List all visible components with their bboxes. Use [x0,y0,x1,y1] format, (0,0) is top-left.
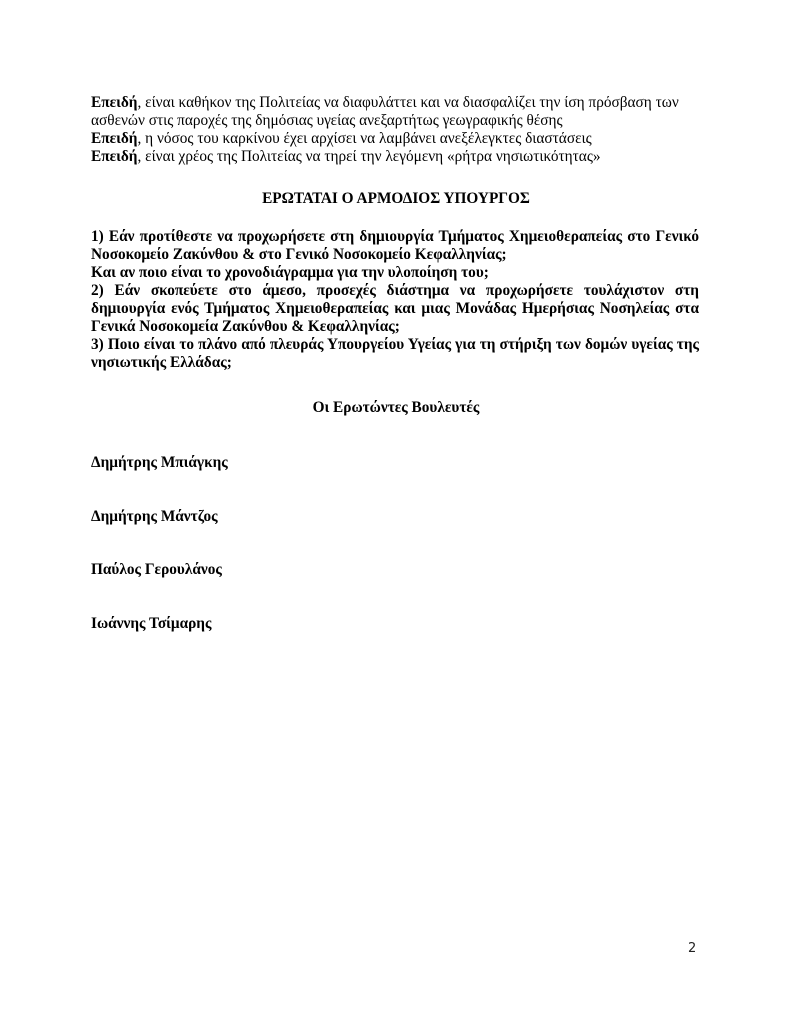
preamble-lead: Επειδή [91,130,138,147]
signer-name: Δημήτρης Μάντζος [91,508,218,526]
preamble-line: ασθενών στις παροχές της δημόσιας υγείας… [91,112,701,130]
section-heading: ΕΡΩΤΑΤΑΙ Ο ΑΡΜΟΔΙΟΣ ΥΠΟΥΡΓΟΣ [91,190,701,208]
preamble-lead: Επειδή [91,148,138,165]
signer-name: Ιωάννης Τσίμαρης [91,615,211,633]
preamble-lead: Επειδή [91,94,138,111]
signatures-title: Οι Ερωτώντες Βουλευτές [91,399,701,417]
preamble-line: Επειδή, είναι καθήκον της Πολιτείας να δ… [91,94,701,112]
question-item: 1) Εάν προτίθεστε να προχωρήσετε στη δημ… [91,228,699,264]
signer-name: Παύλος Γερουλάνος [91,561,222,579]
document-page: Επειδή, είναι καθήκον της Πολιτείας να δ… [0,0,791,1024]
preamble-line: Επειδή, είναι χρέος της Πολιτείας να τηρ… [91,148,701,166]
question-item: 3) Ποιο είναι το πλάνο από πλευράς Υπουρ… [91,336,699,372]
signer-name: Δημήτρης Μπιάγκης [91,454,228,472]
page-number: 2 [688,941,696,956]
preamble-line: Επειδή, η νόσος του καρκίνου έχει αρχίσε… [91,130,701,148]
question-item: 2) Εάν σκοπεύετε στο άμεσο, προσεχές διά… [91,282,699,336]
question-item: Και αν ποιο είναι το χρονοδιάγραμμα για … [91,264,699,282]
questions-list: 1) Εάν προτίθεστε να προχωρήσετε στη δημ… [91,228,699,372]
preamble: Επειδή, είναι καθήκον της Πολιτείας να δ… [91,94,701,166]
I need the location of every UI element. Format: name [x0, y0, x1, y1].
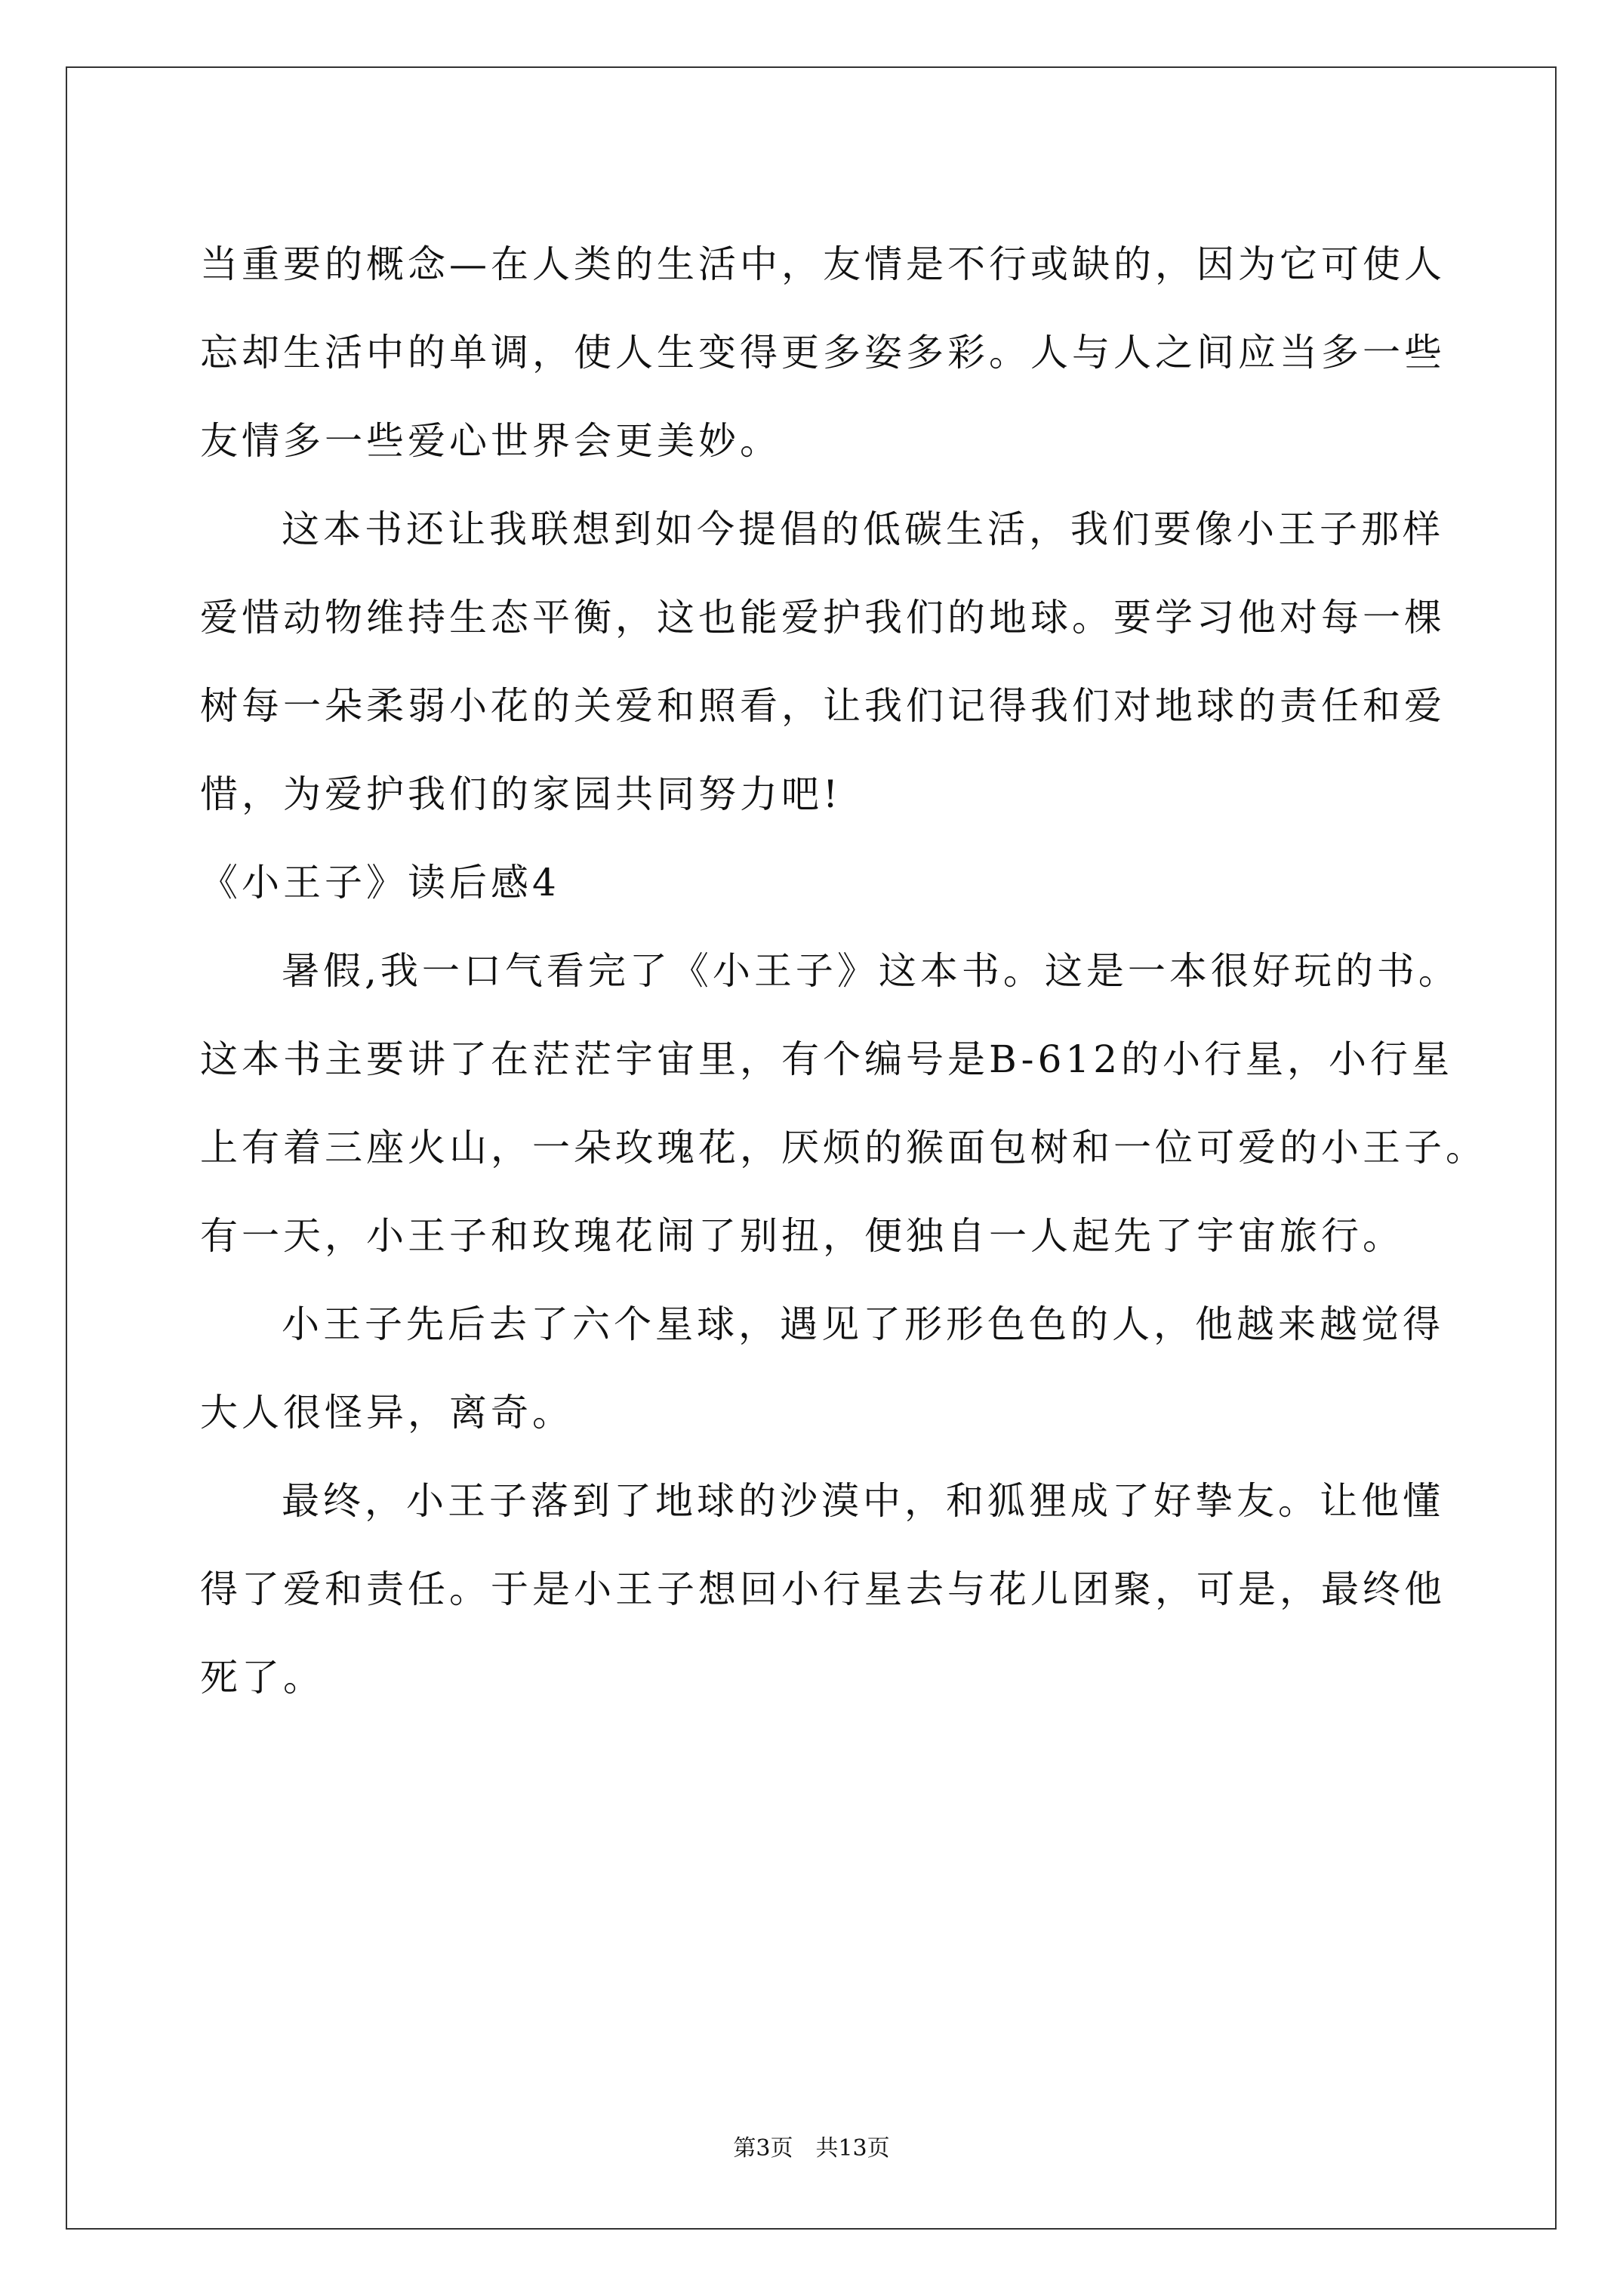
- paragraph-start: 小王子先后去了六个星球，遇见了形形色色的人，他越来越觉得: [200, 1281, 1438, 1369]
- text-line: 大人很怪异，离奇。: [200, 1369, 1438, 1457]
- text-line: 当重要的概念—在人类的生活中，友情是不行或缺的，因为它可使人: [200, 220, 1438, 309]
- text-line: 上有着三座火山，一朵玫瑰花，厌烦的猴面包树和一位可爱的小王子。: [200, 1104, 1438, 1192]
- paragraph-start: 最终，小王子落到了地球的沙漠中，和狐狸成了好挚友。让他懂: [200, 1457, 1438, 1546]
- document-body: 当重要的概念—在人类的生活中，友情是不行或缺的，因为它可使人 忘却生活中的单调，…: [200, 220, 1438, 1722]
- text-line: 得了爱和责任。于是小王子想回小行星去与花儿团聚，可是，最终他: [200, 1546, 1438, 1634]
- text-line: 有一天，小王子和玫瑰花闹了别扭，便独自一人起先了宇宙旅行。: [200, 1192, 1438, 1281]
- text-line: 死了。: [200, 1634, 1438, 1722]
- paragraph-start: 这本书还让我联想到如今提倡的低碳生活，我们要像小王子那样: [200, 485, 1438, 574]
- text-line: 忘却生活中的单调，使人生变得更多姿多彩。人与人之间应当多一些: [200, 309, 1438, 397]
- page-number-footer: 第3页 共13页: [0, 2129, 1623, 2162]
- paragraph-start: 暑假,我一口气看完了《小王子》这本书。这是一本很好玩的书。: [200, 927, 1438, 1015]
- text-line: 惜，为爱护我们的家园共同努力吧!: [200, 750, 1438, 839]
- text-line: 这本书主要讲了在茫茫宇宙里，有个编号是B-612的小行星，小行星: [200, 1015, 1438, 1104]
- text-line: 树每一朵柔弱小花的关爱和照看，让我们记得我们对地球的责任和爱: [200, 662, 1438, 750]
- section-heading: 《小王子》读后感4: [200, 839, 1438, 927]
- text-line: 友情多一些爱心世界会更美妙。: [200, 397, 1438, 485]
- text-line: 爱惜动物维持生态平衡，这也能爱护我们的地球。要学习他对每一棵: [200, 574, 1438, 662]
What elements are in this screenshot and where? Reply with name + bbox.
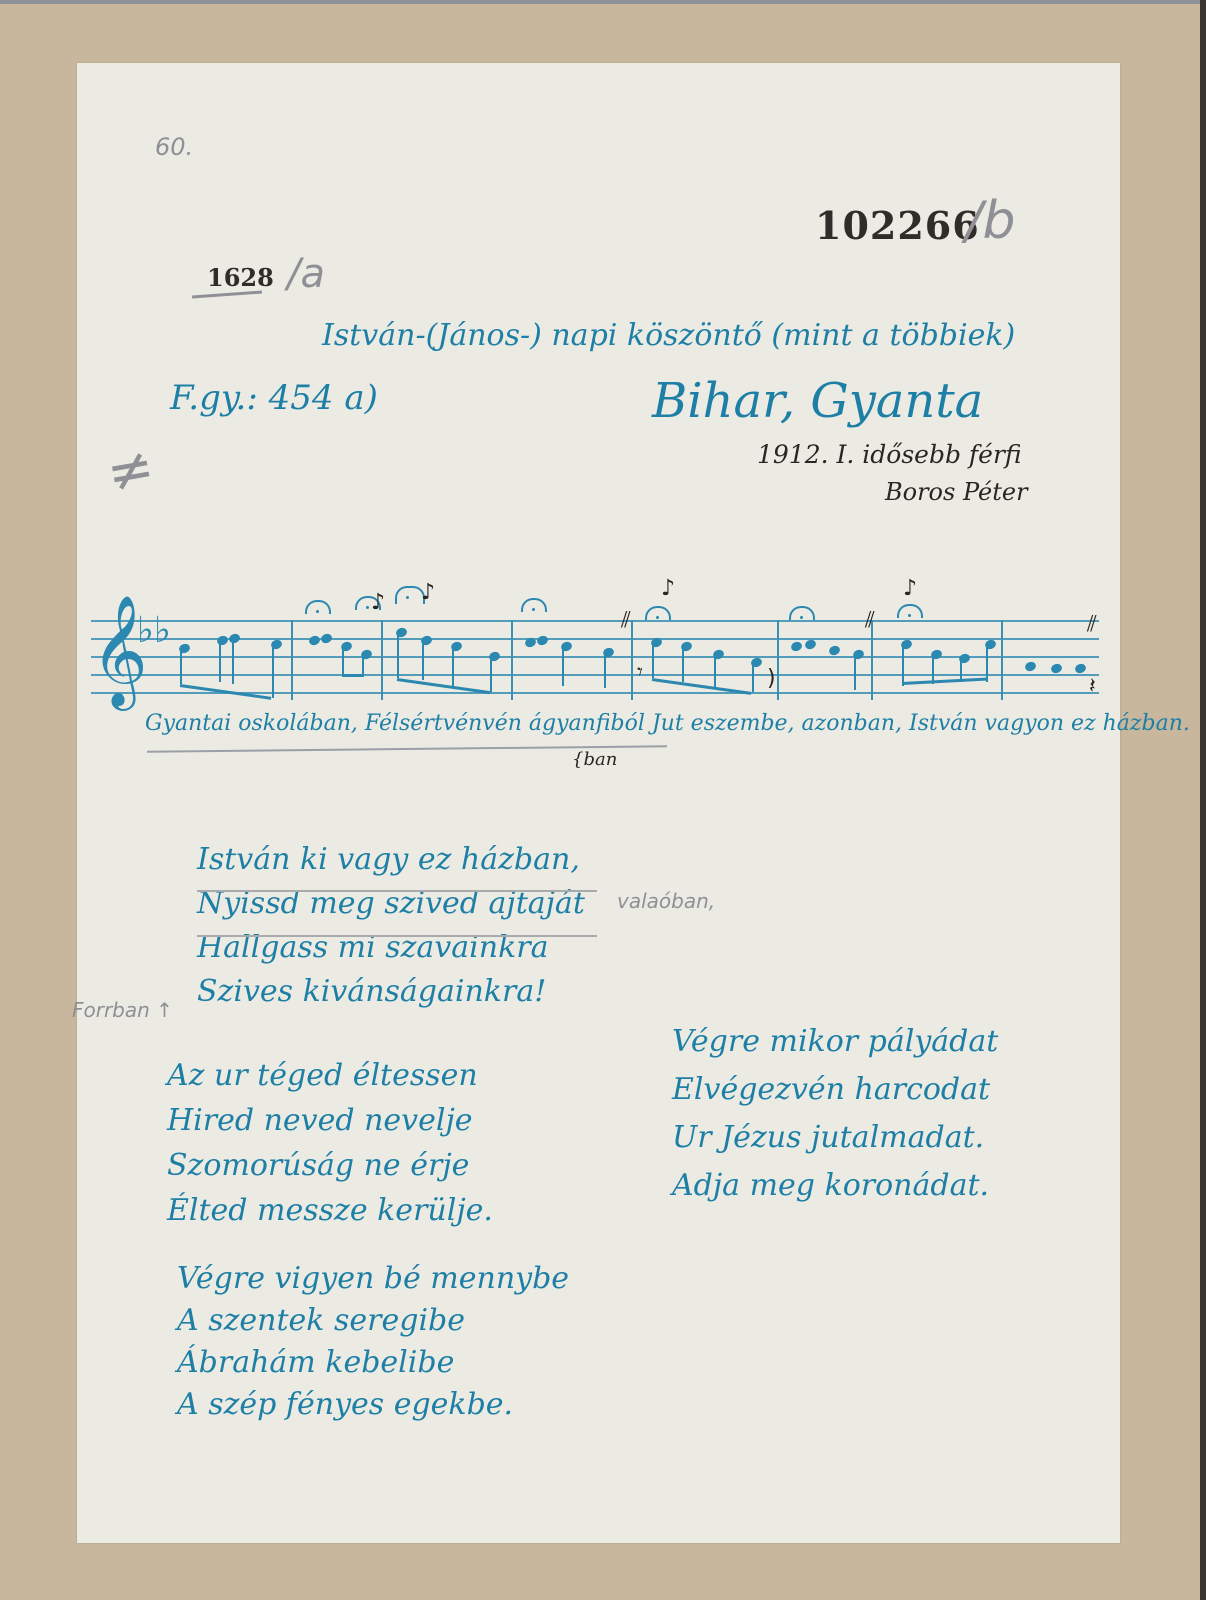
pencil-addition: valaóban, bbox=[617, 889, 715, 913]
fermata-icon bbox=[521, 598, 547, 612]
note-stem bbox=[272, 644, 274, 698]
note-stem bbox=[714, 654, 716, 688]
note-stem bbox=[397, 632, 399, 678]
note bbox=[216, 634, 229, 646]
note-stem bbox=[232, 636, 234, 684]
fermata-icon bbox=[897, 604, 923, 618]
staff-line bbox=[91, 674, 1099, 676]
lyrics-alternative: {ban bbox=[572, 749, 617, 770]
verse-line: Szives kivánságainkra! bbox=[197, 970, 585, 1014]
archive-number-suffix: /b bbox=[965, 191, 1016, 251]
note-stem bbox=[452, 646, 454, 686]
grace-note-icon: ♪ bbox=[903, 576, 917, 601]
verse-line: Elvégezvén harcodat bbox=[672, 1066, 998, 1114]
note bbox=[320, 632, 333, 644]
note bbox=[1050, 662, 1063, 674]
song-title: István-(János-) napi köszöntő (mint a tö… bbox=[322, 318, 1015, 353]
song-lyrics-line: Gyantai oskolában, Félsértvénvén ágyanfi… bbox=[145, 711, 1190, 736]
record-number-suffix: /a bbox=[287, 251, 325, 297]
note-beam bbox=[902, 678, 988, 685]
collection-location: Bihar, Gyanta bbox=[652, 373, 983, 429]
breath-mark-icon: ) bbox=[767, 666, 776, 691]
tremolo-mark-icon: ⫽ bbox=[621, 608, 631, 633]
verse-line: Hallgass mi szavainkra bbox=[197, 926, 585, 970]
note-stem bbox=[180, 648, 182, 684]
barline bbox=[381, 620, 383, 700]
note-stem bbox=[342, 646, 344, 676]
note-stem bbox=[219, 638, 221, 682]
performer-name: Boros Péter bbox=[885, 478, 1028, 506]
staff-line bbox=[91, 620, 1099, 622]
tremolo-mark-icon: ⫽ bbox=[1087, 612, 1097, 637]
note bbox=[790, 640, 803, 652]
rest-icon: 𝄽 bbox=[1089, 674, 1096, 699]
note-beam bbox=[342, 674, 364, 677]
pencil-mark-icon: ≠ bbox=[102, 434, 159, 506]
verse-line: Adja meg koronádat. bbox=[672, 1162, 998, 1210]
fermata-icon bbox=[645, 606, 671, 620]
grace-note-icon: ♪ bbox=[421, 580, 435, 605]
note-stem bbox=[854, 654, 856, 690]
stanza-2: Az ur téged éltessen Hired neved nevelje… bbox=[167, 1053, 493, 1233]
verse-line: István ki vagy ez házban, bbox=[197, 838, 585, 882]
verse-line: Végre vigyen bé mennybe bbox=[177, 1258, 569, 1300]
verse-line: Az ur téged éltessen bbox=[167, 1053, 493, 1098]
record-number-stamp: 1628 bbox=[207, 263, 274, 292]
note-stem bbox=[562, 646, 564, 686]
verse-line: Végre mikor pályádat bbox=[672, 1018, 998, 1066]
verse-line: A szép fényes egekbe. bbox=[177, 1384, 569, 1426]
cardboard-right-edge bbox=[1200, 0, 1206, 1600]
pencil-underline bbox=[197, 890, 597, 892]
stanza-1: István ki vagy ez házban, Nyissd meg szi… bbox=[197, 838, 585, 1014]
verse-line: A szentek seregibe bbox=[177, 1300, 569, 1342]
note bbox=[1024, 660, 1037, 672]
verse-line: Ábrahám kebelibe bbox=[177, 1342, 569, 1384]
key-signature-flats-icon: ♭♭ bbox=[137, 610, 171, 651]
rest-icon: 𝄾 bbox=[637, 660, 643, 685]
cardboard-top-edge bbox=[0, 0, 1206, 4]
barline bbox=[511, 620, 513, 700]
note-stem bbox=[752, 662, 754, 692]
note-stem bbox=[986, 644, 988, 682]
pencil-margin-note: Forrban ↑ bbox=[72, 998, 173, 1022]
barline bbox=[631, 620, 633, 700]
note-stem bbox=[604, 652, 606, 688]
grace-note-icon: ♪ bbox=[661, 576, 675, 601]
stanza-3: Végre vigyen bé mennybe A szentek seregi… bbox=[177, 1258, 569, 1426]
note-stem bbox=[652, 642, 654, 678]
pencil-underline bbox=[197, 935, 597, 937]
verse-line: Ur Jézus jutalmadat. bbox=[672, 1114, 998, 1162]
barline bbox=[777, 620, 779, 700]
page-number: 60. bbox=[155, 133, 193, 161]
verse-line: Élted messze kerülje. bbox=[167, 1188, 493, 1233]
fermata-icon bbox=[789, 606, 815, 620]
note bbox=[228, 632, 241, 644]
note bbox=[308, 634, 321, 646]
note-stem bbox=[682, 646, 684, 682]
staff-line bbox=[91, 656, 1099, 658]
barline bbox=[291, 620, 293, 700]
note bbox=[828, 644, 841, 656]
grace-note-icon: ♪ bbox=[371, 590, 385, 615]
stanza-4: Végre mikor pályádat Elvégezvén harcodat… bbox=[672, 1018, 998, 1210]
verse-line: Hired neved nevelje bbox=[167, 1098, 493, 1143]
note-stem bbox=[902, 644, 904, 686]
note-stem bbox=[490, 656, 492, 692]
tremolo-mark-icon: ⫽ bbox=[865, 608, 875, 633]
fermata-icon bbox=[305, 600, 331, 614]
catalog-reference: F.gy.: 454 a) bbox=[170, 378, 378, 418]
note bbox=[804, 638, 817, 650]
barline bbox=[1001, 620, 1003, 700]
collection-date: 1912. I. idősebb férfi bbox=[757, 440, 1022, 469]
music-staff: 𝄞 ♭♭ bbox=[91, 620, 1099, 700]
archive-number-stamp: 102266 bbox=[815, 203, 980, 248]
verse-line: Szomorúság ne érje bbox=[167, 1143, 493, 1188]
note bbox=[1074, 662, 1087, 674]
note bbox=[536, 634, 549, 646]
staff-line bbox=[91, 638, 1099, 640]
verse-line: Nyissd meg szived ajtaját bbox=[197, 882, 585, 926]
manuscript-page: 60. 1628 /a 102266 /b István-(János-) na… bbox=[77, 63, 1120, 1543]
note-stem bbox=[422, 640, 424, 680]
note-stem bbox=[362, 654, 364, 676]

◆ Your task: Please quote the stretch from the line containing "preamble-lead: Επειδή [91,130,138,147]" through the line containing "signatures-title: Οι Ερωτώντες", word for word.

◆ Reply to the exercise:
preamble-lead: Επειδή [91,130,138,147]
signer-name: Δημήτρης Μάντζος [91,508,218,526]
preamble-line: ασθενών στις παροχές της δημόσιας υγείας… [91,112,701,130]
section-heading: ΕΡΩΤΑΤΑΙ Ο ΑΡΜΟΔΙΟΣ ΥΠΟΥΡΓΟΣ [91,190,701,208]
preamble-lead: Επειδή [91,148,138,165]
signer-name: Ιωάννης Τσίμαρης [91,615,211,633]
preamble-lead: Επειδή [91,94,138,111]
signatures-title: Οι Ερωτώντες Βουλευτές [91,399,701,417]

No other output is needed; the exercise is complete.